Your task ▸
Below is a listing. Gather each line of it that contains "economies".

[Stored records]
········
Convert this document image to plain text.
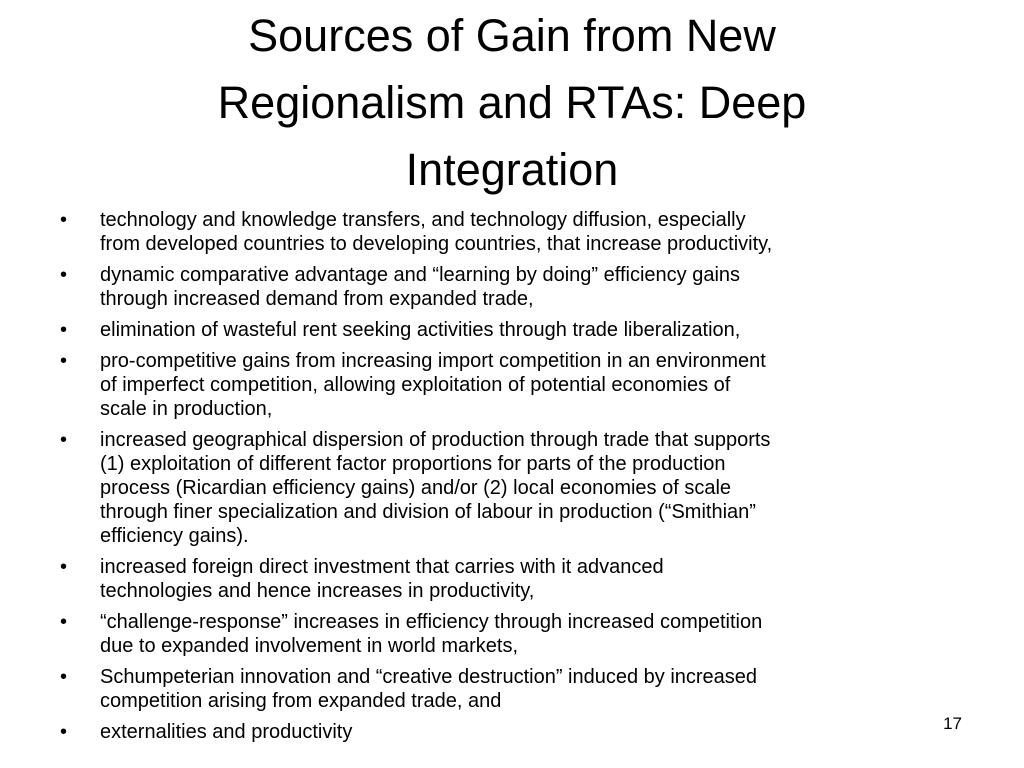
Sources of Gain from New
Regionalism and RTAs: Deep
Integration
• technology and knowledge transfers, and technology diffusion, especially
from developed countries to developing countries, that increase productivity,
• dynamic comparative advantage and “learning by doing” efficiency gains
through increased demand from expanded trade,
• elimination of wasteful rent seeking activities through trade liberalization,
• pro-competitive gains from increasing import competition in an environment
of imperfect competition, allowing exploitation of potential economies of
scale in production,
• increased geographical dispersion of production through trade that supports
(1) exploitation of different factor proportions for parts of the production
process (Ricardian efficiency gains) and/or (2) local economies of scale
through finer specialization and division of labour in production (“Smithian”
efficiency gains).
• increased foreign direct investment that carries with it advanced
technologies and hence increases in productivity,
• “challenge-response” increases in efficiency through increased competition
due to expanded involvement in world markets,
• Schumpeterian innovation and “creative destruction” induced by increased
competition arising from expanded trade, and
• externalities and productivity	17
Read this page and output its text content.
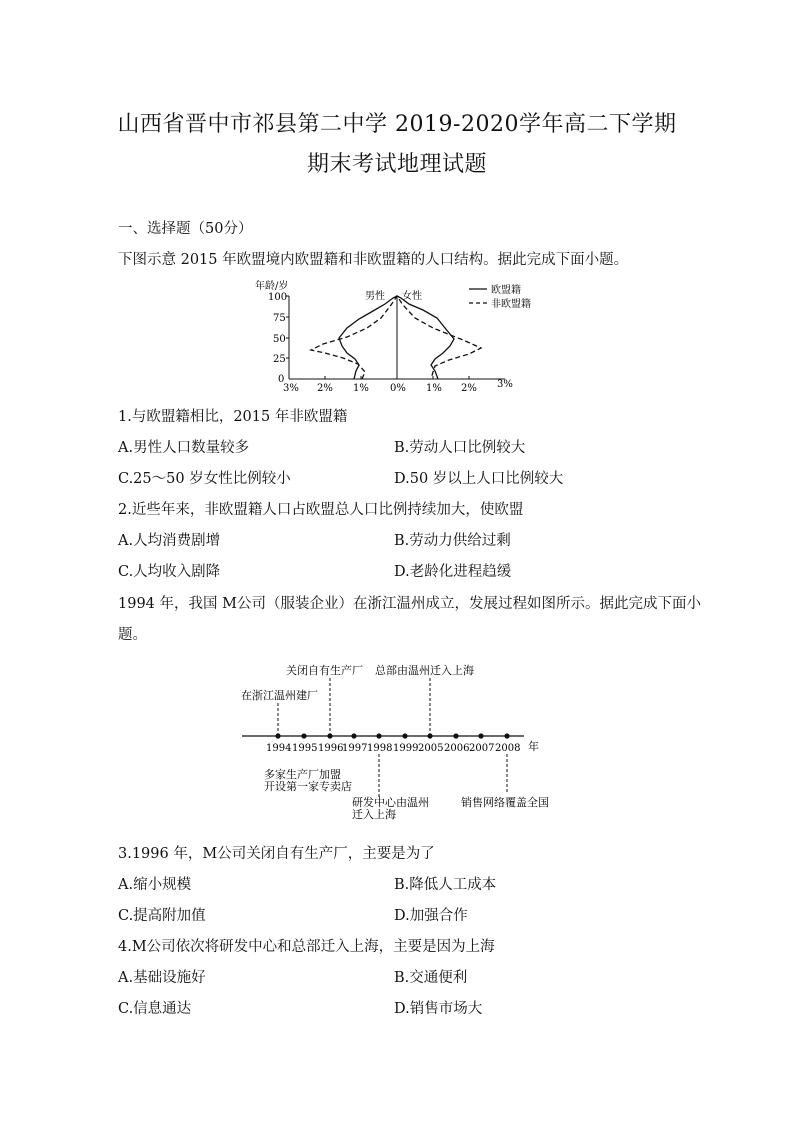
山西省晋中市祁县第二中学 2019-2020学年高二下学期
期末考试地理试题
一、选择题（50分）
下图示意 2015 年欧盟境内欧盟籍和非欧盟籍的人口结构。据此完成下面小题。
年龄/岁
100
75
50
25
0
3% 2% 1% 0% 1% 2% 3%
男性 女性
欧盟籍
非欧盟籍
1.与欧盟籍相比，2015 年非欧盟籍
A.男性人口数量较多	B.劳动人口比例较大
C.25～50 岁女性比例较小	D.50 岁以上人口比例较大
2.近些年来，非欧盟籍人口占欧盟总人口比例持续加大，使欧盟
A.人均消费剧增	B.劳动力供给过剩
C.人均收入剧降	D.老龄化进程趋缓
1994 年，我国 M公司（服装企业）在浙江温州成立，发展过程如图所示。据此完成下面小
题。
关闭自有生产厂 总部由温州迁入上海
在浙江温州建厂
1994 1995 1996
1997 1998 1999 2005 2006 2007 2008 年
多家生产厂加盟
开设第一家专卖店
研发中心由温州
迁入上海
销售网络覆盖全国
3.1996 年，M公司关闭自有生产厂，主要是为了
A.缩小规模	B.降低人工成本
C.提高附加值	D.加强合作
4.M公司依次将研发中心和总部迁入上海，主要是因为上海
A.基础设施好	B.交通便利
C.信息通达	D.销售市场大
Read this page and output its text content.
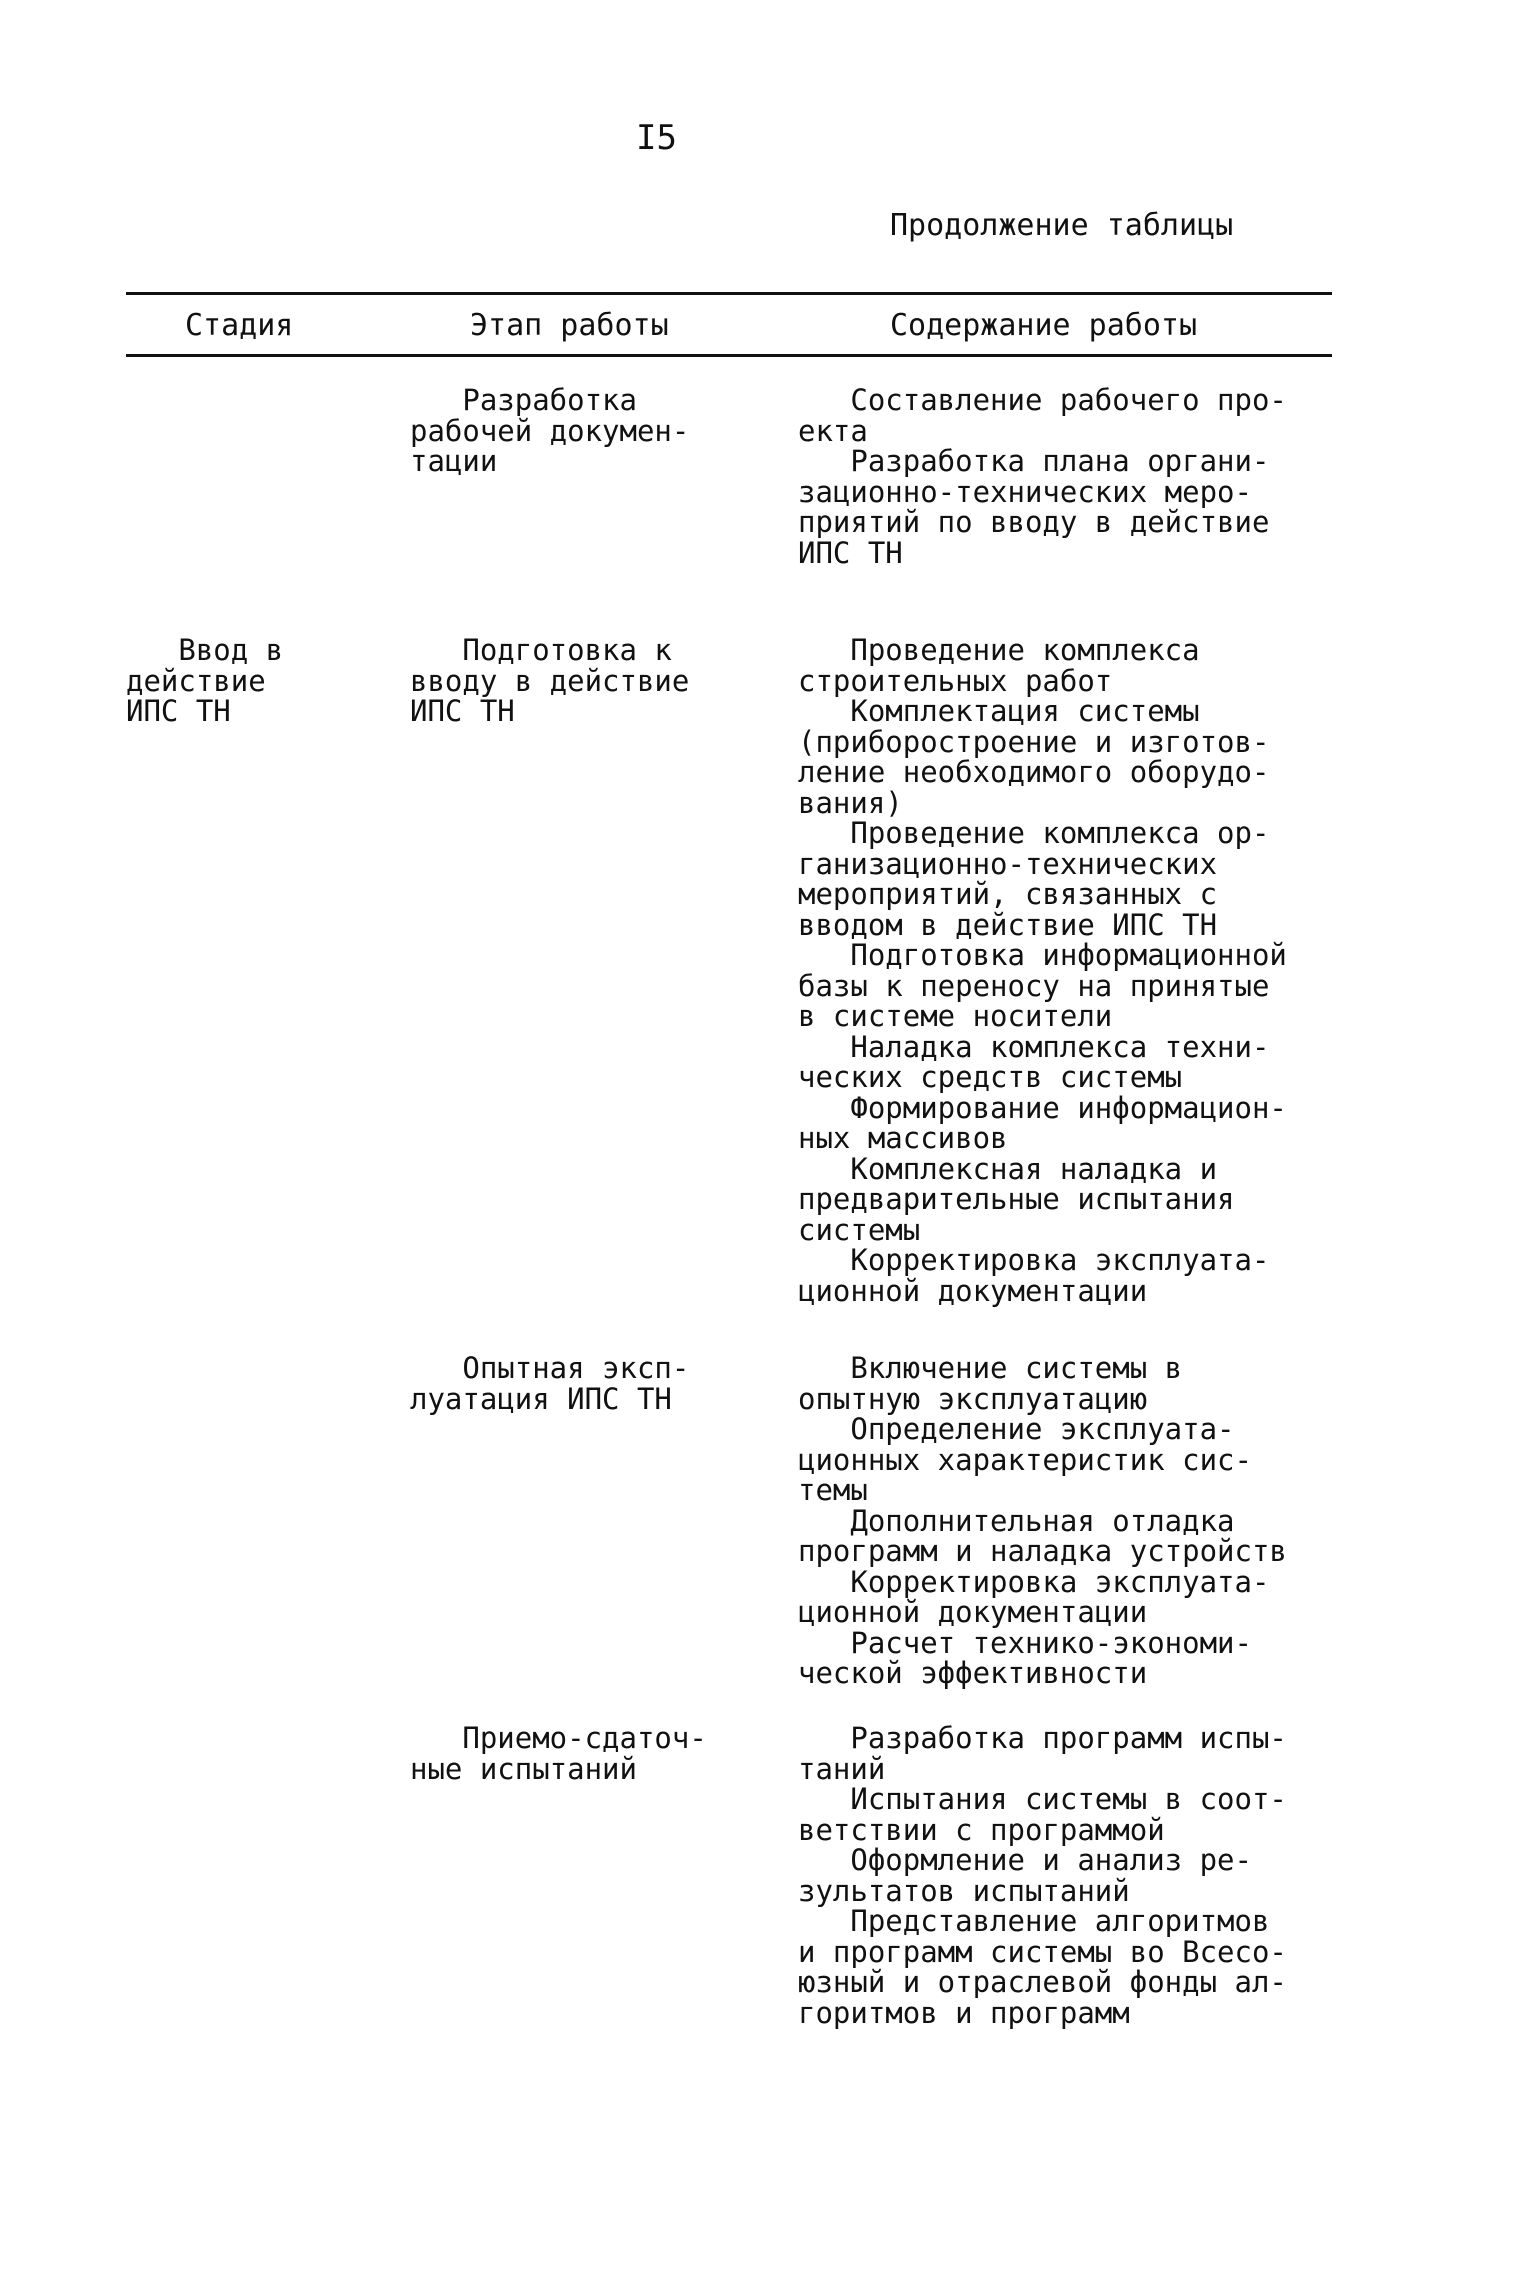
I5
Продолжение таблицы
Стадия	Этап работы	Содержание работы
Разработка
рабочей докумен-
тации
Составление рабочего про-
екта
Разработка плана органи-
зационно-технических меро-
приятий по вводу в действие
ИПС ТН
Ввод в
действие
ИПС ТН
Подготовка к
вводу в действие
ИПС ТН
Проведение комплекса
строительных работ
Комплектация системы
(приборостроение и изготов-
ление необходимого оборудо-
вания)
Проведение комплекса ор-
ганизационно-технических
мероприятий, связанных с
вводом в действие ИПС ТН
Подготовка информационной
базы к переносу на принятые
в системе носители
Наладка комплекса техни-
ческих средств системы
Формирование информацион-
ных массивов
Комплексная наладка и
предварительные испытания
системы
Корректировка эксплуата-
ционной документации
Опытная эксп-
луатация ИПС ТН
Включение системы в
опытную эксплуатацию
Определение эксплуата-
ционных характеристик сис-
темы
Дополнительная отладка
программ и наладка устройств
Корректировка эксплуата-
ционной документации
Расчет технико-экономи-
ческой эффективности
Приемо-сдаточ-
ные испытаний
Разработка программ испы-
таний
Испытания системы в соот-
ветствии с программой
Оформление и анализ ре-
зультатов испытаний
Представление алгоритмов
и программ системы во Всесо-
юзный и отраслевой фонды ал-
горитмов и программ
········
Solution to this task ▸
of imperfect competition, allowing exploitation of potential economies of
process (Ricardian efficiency gains) and/or (2) local economies of scale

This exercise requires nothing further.